▸ Given request
Records follow. Select each line holding "robotShvara".

▸ Task input
--
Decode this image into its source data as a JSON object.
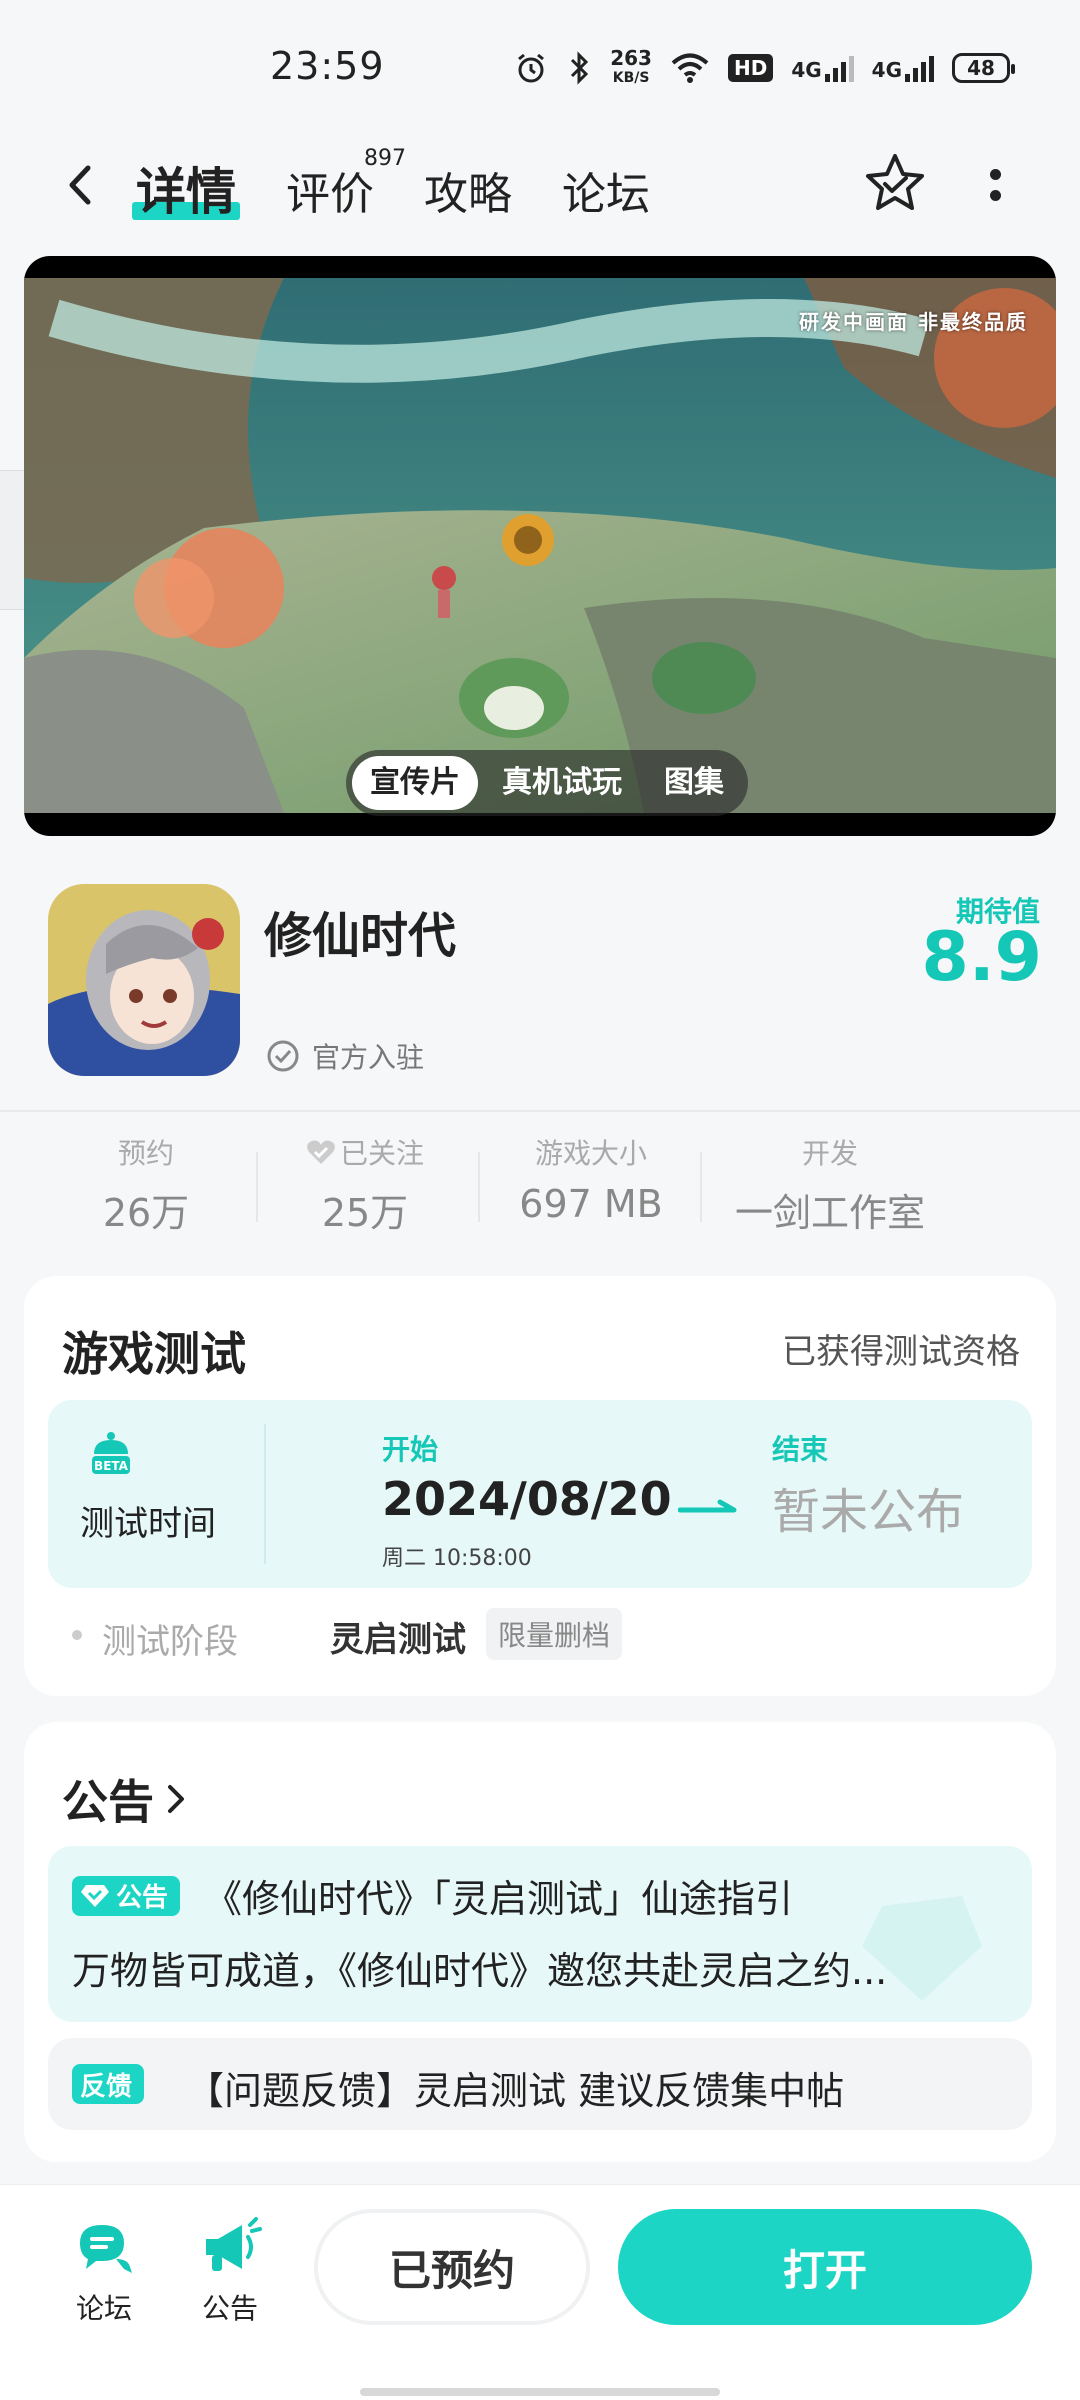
{
  "status_bar": {
    "time": "23:59",
    "net_speed_value": "263",
    "net_speed_unit": "KB/S",
    "hd": "HD",
    "signal1": "4G",
    "signal2": "4G",
    "battery": "48"
  },
  "nav": {
    "tabs": [
      {
        "label": "详情",
        "active": true
      },
      {
        "label": "评价",
        "badge": "897"
      },
      {
        "label": "攻略"
      },
      {
        "label": "论坛"
      }
    ]
  },
  "media": {
    "watermark": "研发中画面 非最终品质",
    "tabs": [
      "宣传片",
      "真机试玩",
      "图集"
    ],
    "active_tab": "宣传片"
  },
  "game": {
    "name": "修仙时代",
    "official_label": "官方入驻",
    "expect_label": "期待值",
    "expect_value": "8.9"
  },
  "stats": [
    {
      "label": "预约",
      "value": "26万"
    },
    {
      "label": "已关注",
      "value": "25万"
    },
    {
      "label": "游戏大小",
      "value": "697 MB"
    },
    {
      "label": "开发",
      "value": "一剑工作室"
    }
  ],
  "test": {
    "title": "游戏测试",
    "qualification": "已获得测试资格",
    "beta_icon_text": "BETA",
    "time_label": "测试时间",
    "start_label": "开始",
    "start_date": "2024/08/20",
    "start_sub": "周二  10:58:00",
    "end_label": "结束",
    "end_value": "暂未公布",
    "phase_label": "测试阶段",
    "phase_value": "灵启测试",
    "phase_tag": "限量删档"
  },
  "notice": {
    "title": "公告",
    "item1_tag": "公告",
    "item1_line1": "《修仙时代》「灵启测试」仙途指引",
    "item1_line2": "万物皆可成道，《修仙时代》邀您共赴灵启之约...",
    "item2_tag": "反馈",
    "item2_text": "【问题反馈】灵启测试 建议反馈集中帖"
  },
  "bottom_bar": {
    "forum_label": "论坛",
    "notice_label": "公告",
    "reserved_label": "已预约",
    "open_label": "打开"
  },
  "colors": {
    "accent": "#1dd5c4",
    "accent_text": "#14c7b6",
    "panel_bg": "#e6f8f7",
    "page_bg": "#f5f7f8"
  }
}
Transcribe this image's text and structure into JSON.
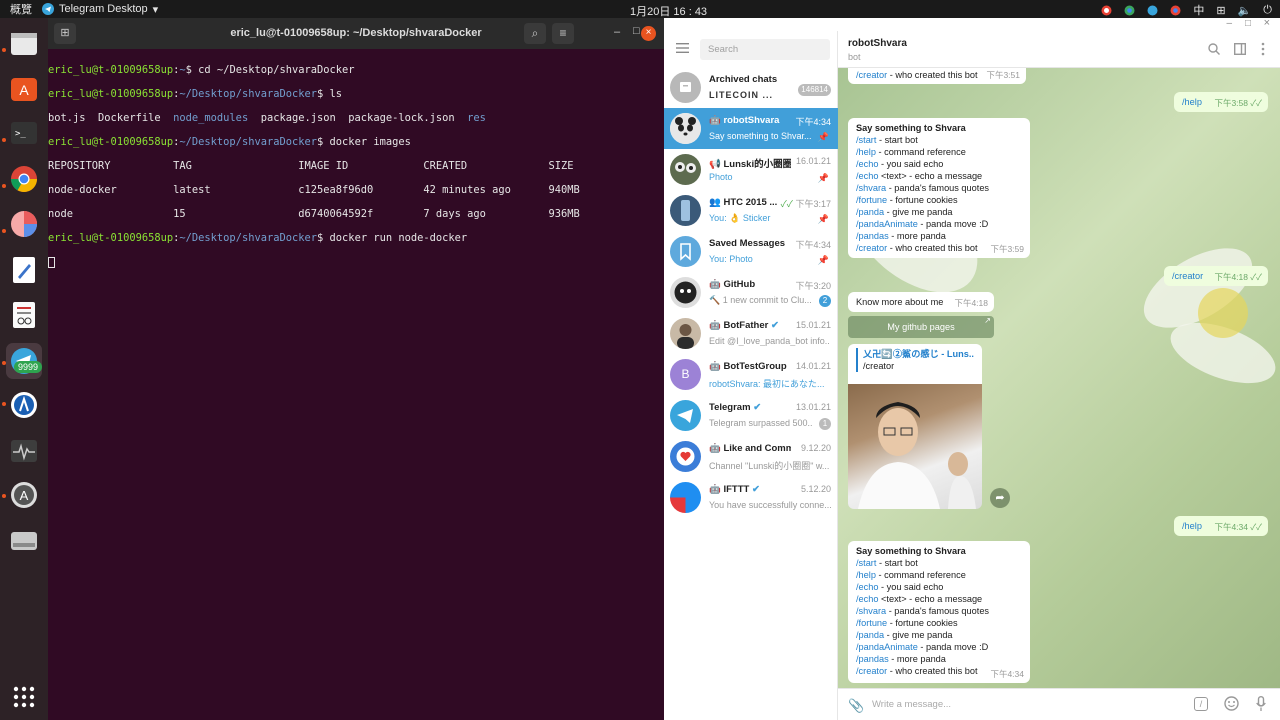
{
  "topbar": {
    "activities": "概覽",
    "app_name": "Telegram Desktop",
    "clock": "1月20日  16 : 43",
    "input_method": "中"
  },
  "dock": {
    "telegram_badge": "9999"
  },
  "terminal": {
    "title": "eric_lu@t-01009658up: ~/Desktop/shvaraDocker",
    "lines": {
      "l1_prompt": "eric_lu@t-01009658up",
      "l1_path": "~",
      "l1_cmd": "$ cd ~/Desktop/shvaraDocker",
      "l2_prompt": "eric_lu@t-01009658up",
      "l2_path": "~/Desktop/shvaraDocker",
      "l2_cmd": "$ ls",
      "l3_files": "bot.js  Dockerfile  ",
      "l3_dir1": "node_modules",
      "l3_files2": "  package.json  package-lock.json  ",
      "l3_dir2": "res",
      "l4_prompt": "eric_lu@t-01009658up",
      "l4_path": "~/Desktop/shvaraDocker",
      "l4_cmd": "$ docker images",
      "table_header": "REPOSITORY          TAG                 IMAGE ID            CREATED             SIZE",
      "row1": "node-docker         latest              c125ea8f96d0        42 minutes ago      940MB",
      "row2": "node                15                  d6740064592f        7 days ago          936MB",
      "l7_prompt": "eric_lu@t-01009658up",
      "l7_path": "~/Desktop/shvaraDocker",
      "l7_cmd": "$ docker run node-docker"
    }
  },
  "telegram": {
    "search_placeholder": "Search",
    "chats": [
      {
        "name": "Archived chats",
        "preview": "LITECOIN ...",
        "time": "",
        "badge": "146814"
      },
      {
        "name": "robotShvara",
        "preview": "Say something to Shvar...",
        "time": "下午4:34",
        "badge": ""
      },
      {
        "name": "Lunski的小圈圈",
        "preview": "Photo",
        "time": "16.01.21",
        "badge": ""
      },
      {
        "name": "HTC 2015 ...",
        "preview": "You: 👌 Sticker",
        "time": "下午3:17",
        "badge": ""
      },
      {
        "name": "Saved Messages",
        "preview": "You: Photo",
        "time": "下午4:34",
        "badge": ""
      },
      {
        "name": "GitHub",
        "preview": "🔨 1 new commit to Clu...",
        "time": "下午3:20",
        "badge": "2"
      },
      {
        "name": "BotFather",
        "preview": "Edit @I_love_panda_bot info...",
        "time": "15.01.21",
        "badge": ""
      },
      {
        "name": "BotTestGroup",
        "preview": "robotShvara: 最初にあなた...",
        "time": "14.01.21",
        "badge": ""
      },
      {
        "name": "Telegram",
        "preview": "Telegram surpassed 500...",
        "time": "13.01.21",
        "badge": "1"
      },
      {
        "name": "Like and Comm...",
        "preview": "Channel \"Lunski的小圈圈\" w...",
        "time": "9.12.20",
        "badge": ""
      },
      {
        "name": "IFTTT",
        "preview": "You have successfully conne...",
        "time": "5.12.20",
        "badge": ""
      }
    ],
    "chat_title": "robotShvara",
    "chat_status": "bot",
    "messages": {
      "m0_cmd": "/creator",
      "m0_text": " - who created this bot",
      "m0_time": "下午3:51",
      "m1_text": "/help",
      "m1_time": "下午3:58",
      "m2_title": "Say something to Shvara",
      "m2_time": "下午3:59",
      "m3_text": "/creator",
      "m3_time": "下午4:18",
      "m4_text": "Know more about me",
      "m4_time": "下午4:18",
      "m4_button": "My github pages",
      "m5_reply_name": "乂卍🔄②鯊の感じ - Luns...",
      "m5_reply_text": "/creator",
      "m6_text": "/help",
      "m6_time": "下午4:34",
      "m7_title": "Say something to Shvara",
      "m7_time": "下午4:34"
    },
    "help_lines": [
      {
        "cmd": "/start",
        "desc": " - start bot"
      },
      {
        "cmd": "/help",
        "desc": " - command reference"
      },
      {
        "cmd": "/echo",
        "desc": " - you said echo"
      },
      {
        "cmd": "/echo",
        "desc": " <text> - echo a message"
      },
      {
        "cmd": "/shvara",
        "desc": " - panda's famous quotes"
      },
      {
        "cmd": "/fortune",
        "desc": " - fortune cookies"
      },
      {
        "cmd": "/panda",
        "desc": " - give me panda"
      },
      {
        "cmd": "/pandaAnimate",
        "desc": " - panda move :D"
      },
      {
        "cmd": "/pandas",
        "desc": " - more panda"
      },
      {
        "cmd": "/creator",
        "desc": " - who created this bot"
      }
    ],
    "input_placeholder": "Write a message..."
  }
}
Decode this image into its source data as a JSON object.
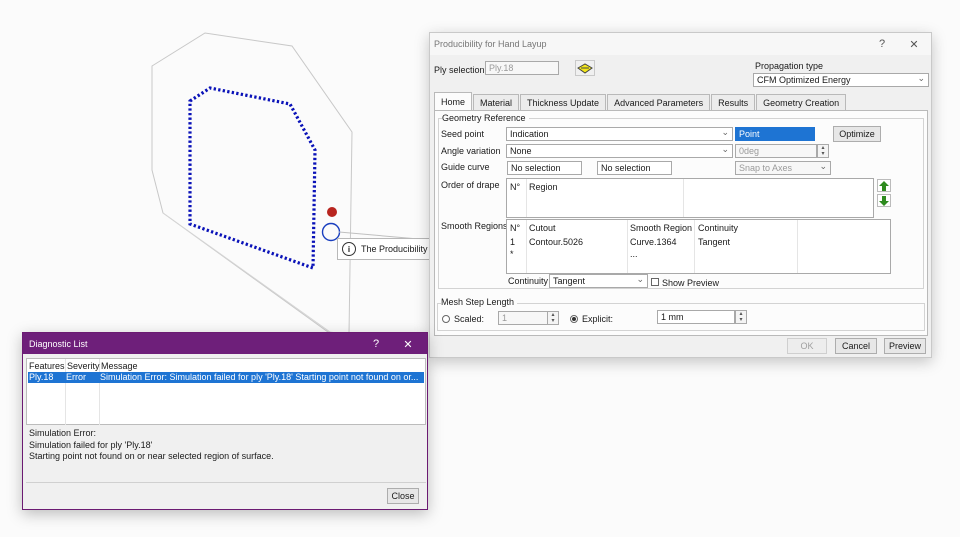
{
  "viewport": {
    "callout_text": "The Producibility"
  },
  "hand_layup": {
    "title": "Producibility for Hand Layup",
    "help": "?",
    "close": "✕",
    "ply_selection_label": "Ply selection",
    "ply_selection_value": "Ply.18",
    "propagation_type_label": "Propagation type",
    "propagation_type_value": "CFM Optimized Energy",
    "tabs": [
      "Home",
      "Material",
      "Thickness Update",
      "Advanced Parameters",
      "Results",
      "Geometry Creation"
    ],
    "geometry_reference": {
      "group": "Geometry Reference",
      "seed_point_label": "Seed point",
      "seed_point_value": "Indication",
      "point_value": "Point",
      "optimize": "Optimize",
      "angle_variation_label": "Angle variation",
      "angle_variation_value": "None",
      "angle_value": "0deg",
      "guide_curve_label": "Guide curve",
      "guide_curve_1": "No selection",
      "guide_curve_2": "No selection",
      "snap_to_axes": "Snap to Axes",
      "order_of_drape_label": "Order of drape",
      "drape_headers": [
        "N°",
        "Region"
      ],
      "smooth_regions_label": "Smooth Regions",
      "smooth_headers": [
        "N°",
        "Cutout",
        "Smooth Region",
        "Continuity"
      ],
      "smooth_rows": [
        [
          "1",
          "Contour.5026",
          "Curve.1364",
          "Tangent"
        ],
        [
          "*",
          "",
          "...",
          ""
        ]
      ],
      "continuity_label": "Continuity",
      "continuity_value": "Tangent",
      "show_preview": "Show Preview"
    },
    "mesh_step": {
      "group": "Mesh Step Length",
      "scaled_label": "Scaled:",
      "scaled_value": "1",
      "explicit_label": "Explicit:",
      "explicit_value": "1 mm"
    },
    "buttons": {
      "ok": "OK",
      "cancel": "Cancel",
      "preview": "Preview"
    }
  },
  "diagnostic": {
    "title": "Diagnostic List",
    "help": "?",
    "close": "✕",
    "headers": [
      "Features",
      "Severity",
      "Message"
    ],
    "row": {
      "feature": "Ply.18",
      "severity": "Error",
      "message": "Simulation Error:   Simulation failed for ply 'Ply.18'   Starting point not found on or..."
    },
    "detail": [
      "Simulation Error:",
      "Simulation failed for ply 'Ply.18'",
      "Starting point not found on or near selected region of surface."
    ],
    "close_button": "Close"
  },
  "colors": {
    "diagnostic_title_bg": "#6e1f7a",
    "selection_blue": "#1e74d3",
    "dotted_path": "#0a12b8",
    "seed_marker": "#b8251f"
  }
}
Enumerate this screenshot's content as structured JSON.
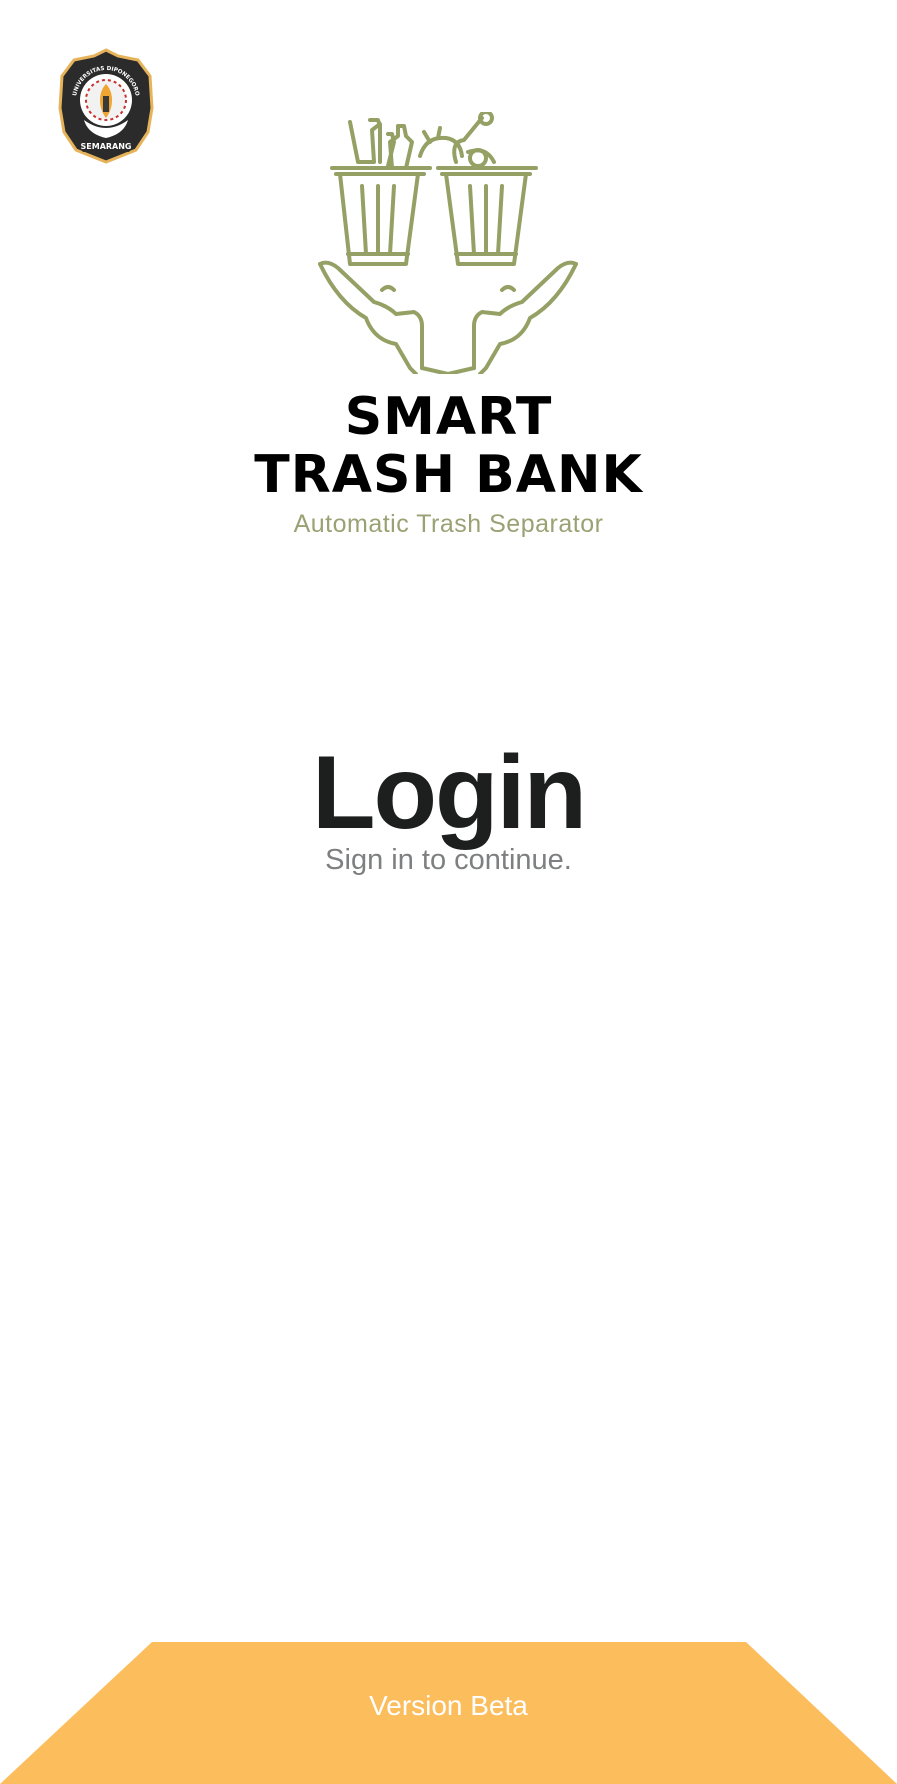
--
▸ Solution to this problem
        "name": "robotShvara",
        "preview": "robotShvara: 最初にあなた...",
    "chat_title": "robotShvara",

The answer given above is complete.